* BEGIN *

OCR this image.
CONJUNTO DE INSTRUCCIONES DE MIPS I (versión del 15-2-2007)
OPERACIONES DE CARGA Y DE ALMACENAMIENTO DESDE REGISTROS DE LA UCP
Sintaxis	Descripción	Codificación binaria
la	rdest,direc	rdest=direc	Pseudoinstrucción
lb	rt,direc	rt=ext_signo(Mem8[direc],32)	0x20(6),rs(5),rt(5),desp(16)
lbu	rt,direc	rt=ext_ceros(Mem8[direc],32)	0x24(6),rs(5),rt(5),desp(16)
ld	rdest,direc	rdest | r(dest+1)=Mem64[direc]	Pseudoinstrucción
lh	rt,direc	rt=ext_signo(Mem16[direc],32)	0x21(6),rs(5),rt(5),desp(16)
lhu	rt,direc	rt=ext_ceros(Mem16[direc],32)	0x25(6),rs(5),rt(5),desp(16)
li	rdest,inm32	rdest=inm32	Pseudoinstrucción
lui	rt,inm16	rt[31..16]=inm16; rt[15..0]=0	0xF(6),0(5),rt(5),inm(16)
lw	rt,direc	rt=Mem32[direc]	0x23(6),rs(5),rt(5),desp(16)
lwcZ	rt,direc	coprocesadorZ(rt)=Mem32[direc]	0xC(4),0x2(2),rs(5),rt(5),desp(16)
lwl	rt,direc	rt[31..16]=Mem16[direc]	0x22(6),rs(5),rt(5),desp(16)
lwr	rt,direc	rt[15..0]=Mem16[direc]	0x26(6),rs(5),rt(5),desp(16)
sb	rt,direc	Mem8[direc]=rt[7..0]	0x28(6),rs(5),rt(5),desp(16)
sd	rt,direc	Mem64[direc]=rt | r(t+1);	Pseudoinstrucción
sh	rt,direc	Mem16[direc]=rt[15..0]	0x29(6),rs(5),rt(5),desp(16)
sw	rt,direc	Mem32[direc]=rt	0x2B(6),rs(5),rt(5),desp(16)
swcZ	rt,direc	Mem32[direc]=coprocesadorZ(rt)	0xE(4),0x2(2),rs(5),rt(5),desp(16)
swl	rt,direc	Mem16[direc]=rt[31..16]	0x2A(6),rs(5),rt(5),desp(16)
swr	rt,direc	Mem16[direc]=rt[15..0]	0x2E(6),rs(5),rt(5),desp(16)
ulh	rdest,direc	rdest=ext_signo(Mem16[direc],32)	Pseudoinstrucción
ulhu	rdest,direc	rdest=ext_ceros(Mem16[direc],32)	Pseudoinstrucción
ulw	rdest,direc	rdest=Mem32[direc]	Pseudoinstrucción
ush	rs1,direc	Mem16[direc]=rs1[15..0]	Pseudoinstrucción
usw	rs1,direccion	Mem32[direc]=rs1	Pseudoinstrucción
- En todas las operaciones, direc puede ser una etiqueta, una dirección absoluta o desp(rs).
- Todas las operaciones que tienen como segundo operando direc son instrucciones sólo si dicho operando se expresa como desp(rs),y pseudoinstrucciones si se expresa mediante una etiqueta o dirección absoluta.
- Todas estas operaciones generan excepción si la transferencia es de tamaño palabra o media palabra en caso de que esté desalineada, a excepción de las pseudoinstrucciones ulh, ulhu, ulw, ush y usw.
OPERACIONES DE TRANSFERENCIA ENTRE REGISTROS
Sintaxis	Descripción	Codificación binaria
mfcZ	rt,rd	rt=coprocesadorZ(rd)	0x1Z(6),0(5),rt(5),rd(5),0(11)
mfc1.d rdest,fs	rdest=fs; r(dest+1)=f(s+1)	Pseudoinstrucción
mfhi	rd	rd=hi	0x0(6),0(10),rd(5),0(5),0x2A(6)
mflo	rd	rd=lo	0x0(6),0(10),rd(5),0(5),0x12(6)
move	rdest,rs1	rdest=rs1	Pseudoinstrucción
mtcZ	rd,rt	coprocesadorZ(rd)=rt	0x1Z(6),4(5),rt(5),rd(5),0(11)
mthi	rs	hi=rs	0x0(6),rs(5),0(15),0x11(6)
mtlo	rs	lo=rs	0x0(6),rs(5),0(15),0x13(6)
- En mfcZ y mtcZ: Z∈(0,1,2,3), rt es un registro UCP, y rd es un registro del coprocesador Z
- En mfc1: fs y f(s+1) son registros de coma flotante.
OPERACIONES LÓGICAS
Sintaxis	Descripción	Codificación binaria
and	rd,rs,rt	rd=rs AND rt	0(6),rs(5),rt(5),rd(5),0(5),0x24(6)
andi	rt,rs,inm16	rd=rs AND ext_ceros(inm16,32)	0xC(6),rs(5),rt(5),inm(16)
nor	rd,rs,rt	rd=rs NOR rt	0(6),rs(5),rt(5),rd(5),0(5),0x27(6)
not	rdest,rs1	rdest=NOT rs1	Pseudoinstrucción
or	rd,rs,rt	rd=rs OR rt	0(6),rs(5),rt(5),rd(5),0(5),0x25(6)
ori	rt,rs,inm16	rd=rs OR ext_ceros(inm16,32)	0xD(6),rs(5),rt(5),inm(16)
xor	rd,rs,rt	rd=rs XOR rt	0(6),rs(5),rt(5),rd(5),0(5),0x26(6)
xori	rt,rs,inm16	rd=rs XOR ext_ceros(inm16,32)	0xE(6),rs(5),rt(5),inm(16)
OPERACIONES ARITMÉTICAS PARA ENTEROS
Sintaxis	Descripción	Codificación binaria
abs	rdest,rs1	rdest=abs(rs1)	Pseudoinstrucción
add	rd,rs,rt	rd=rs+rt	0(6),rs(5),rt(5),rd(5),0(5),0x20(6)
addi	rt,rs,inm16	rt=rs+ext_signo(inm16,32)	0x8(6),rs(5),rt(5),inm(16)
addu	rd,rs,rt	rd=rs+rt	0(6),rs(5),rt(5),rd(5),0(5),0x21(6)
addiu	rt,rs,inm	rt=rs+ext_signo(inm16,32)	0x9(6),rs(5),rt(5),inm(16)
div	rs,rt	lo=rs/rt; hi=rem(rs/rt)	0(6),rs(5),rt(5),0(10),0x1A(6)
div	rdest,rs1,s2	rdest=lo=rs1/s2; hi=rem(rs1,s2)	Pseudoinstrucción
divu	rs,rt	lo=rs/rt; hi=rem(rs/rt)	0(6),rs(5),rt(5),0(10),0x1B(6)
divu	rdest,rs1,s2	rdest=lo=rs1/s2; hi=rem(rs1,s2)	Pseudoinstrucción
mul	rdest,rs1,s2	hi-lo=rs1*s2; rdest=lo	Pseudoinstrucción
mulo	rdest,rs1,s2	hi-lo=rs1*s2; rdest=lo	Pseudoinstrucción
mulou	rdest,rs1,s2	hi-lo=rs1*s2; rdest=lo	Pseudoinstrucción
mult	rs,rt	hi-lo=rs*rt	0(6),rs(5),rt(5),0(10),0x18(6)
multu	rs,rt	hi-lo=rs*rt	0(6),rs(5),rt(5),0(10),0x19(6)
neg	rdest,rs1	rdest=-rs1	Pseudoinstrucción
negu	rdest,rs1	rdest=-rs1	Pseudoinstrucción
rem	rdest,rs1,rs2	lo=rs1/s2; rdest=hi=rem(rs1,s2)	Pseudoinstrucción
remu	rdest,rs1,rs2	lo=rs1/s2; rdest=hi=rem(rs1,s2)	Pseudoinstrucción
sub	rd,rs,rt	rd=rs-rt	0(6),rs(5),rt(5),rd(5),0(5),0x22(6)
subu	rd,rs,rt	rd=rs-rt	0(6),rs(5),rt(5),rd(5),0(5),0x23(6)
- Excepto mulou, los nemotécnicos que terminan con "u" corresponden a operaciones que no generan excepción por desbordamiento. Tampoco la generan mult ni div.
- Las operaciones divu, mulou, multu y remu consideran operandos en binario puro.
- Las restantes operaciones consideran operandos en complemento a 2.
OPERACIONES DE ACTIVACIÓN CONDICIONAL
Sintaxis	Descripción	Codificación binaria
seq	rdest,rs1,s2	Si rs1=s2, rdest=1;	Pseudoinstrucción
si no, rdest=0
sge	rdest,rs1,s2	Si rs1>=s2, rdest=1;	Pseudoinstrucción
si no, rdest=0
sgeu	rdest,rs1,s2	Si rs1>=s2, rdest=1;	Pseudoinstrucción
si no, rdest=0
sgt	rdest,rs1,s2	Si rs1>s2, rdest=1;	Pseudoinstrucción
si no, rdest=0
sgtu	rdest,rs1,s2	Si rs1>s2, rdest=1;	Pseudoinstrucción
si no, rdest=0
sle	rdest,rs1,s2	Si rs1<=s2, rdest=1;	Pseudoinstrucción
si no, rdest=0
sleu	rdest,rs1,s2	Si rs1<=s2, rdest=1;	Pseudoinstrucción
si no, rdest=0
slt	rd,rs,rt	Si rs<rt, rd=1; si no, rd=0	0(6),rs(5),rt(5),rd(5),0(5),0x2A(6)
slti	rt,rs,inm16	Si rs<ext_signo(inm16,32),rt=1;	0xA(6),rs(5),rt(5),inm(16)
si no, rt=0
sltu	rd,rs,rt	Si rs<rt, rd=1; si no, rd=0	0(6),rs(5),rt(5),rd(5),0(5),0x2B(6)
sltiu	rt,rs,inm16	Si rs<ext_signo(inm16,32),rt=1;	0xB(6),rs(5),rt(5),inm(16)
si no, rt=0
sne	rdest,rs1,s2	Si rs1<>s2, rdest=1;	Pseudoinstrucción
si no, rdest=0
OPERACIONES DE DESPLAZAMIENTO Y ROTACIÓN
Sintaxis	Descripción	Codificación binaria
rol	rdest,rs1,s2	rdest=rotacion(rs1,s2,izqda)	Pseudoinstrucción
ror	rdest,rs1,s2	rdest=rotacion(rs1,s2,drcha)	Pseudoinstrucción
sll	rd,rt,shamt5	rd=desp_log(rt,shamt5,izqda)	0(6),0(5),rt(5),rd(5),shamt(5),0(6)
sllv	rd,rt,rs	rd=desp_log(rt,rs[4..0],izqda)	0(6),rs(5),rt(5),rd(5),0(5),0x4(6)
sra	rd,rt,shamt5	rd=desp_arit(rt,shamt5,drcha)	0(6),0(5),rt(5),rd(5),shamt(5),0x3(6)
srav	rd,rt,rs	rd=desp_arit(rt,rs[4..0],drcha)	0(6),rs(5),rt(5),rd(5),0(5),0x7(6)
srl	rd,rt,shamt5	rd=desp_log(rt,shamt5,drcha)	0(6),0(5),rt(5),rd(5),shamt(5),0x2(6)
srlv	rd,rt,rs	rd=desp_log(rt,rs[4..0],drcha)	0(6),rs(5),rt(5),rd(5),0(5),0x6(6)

* END *

*WRITTEN PROBLEM*.
Locate the word "operandos" in the records above, and return each line that has it.

*THE SOLUTION*.
- Las operaciones divu, mulou, multu y remu consideran operandos en binario puro.
- Las restantes operaciones consideran operandos en complemento a 2.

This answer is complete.